#### [What the task requires]
Copy every line of the listing below without any changes.

==== Data to process ====

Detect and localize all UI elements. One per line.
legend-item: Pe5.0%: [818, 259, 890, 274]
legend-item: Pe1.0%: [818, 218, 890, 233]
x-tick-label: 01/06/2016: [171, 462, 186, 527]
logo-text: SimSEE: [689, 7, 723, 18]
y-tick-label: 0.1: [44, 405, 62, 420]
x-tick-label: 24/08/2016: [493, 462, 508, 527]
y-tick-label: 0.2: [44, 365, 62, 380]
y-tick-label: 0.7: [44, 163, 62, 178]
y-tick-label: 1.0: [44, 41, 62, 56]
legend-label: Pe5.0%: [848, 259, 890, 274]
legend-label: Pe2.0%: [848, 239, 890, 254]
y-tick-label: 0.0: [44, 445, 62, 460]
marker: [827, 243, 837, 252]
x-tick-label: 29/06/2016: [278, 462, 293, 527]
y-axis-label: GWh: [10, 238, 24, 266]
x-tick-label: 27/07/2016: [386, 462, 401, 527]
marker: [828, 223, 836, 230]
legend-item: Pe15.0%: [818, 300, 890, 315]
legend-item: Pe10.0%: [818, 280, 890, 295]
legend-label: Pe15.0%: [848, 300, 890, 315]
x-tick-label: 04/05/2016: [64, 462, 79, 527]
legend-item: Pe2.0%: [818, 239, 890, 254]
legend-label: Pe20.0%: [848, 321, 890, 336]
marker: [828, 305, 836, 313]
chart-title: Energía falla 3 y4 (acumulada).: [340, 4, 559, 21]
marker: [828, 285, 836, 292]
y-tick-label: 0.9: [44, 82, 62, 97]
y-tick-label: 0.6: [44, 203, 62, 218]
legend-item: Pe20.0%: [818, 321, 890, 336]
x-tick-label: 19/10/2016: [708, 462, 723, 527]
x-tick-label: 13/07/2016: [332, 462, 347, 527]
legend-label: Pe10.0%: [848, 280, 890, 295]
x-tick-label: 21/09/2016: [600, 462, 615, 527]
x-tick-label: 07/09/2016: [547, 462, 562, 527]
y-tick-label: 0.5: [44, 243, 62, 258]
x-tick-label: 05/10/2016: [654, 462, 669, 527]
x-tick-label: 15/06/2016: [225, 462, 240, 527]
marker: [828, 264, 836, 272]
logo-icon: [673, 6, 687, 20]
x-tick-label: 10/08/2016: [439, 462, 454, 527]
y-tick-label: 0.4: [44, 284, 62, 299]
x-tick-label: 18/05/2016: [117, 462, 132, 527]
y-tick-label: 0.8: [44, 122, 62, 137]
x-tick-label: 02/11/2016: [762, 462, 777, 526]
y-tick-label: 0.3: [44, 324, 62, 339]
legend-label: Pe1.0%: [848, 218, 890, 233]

====

#### [Response to the task]
Detect and localize all UI elements. One per line.
legend-item: Pe5.0%: [818, 259, 890, 274]
legend-item: Pe1.0%: [818, 218, 890, 233]
x-tick-label: 01/06/2016: [171, 462, 186, 527]
logo-text: SimSEE: [689, 7, 723, 18]
y-tick-label: 0.1: [44, 405, 62, 420]
x-tick-label: 24/08/2016: [493, 462, 508, 527]
y-tick-label: 0.2: [44, 365, 62, 380]
y-tick-label: 0.7: [44, 163, 62, 178]
y-tick-label: 1.0: [44, 41, 62, 56]
legend-label: Pe5.0%: [848, 259, 890, 274]
legend-label: Pe2.0%: [848, 239, 890, 254]
y-tick-label: 0.0: [44, 445, 62, 460]
marker: [827, 243, 837, 252]
x-tick-label: 29/06/2016: [278, 462, 293, 527]
y-axis-label: GWh: [10, 238, 24, 266]
x-tick-label: 27/07/2016: [386, 462, 401, 527]
marker: [828, 223, 836, 230]
legend-item: Pe15.0%: [818, 300, 890, 315]
legend-item: Pe10.0%: [818, 280, 890, 295]
legend-label: Pe15.0%: [848, 300, 890, 315]
x-tick-label: 04/05/2016: [64, 462, 79, 527]
legend-item: Pe2.0%: [818, 239, 890, 254]
legend-label: Pe20.0%: [848, 321, 890, 336]
marker: [828, 305, 836, 313]
chart-title: Energía falla 3 y4 (acumulada).: [340, 4, 559, 21]
marker: [828, 285, 836, 292]
y-tick-label: 0.9: [44, 82, 62, 97]
y-tick-label: 0.6: [44, 203, 62, 218]
legend-item: Pe20.0%: [818, 321, 890, 336]
x-tick-label: 19/10/2016: [708, 462, 723, 527]
x-tick-label: 13/07/2016: [332, 462, 347, 527]
legend-label: Pe10.0%: [848, 280, 890, 295]
x-tick-label: 21/09/2016: [600, 462, 615, 527]
x-tick-label: 07/09/2016: [547, 462, 562, 527]
y-tick-label: 0.5: [44, 243, 62, 258]
x-tick-label: 05/10/2016: [654, 462, 669, 527]
x-tick-label: 15/06/2016: [225, 462, 240, 527]
marker: [828, 264, 836, 272]
logo-icon: [673, 6, 687, 20]
x-tick-label: 10/08/2016: [439, 462, 454, 527]
y-tick-label: 0.4: [44, 284, 62, 299]
x-tick-label: 18/05/2016: [117, 462, 132, 527]
y-tick-label: 0.8: [44, 122, 62, 137]
x-tick-label: 02/11/2016: [762, 462, 777, 526]
y-tick-label: 0.3: [44, 324, 62, 339]
legend-label: Pe1.0%: [848, 218, 890, 233]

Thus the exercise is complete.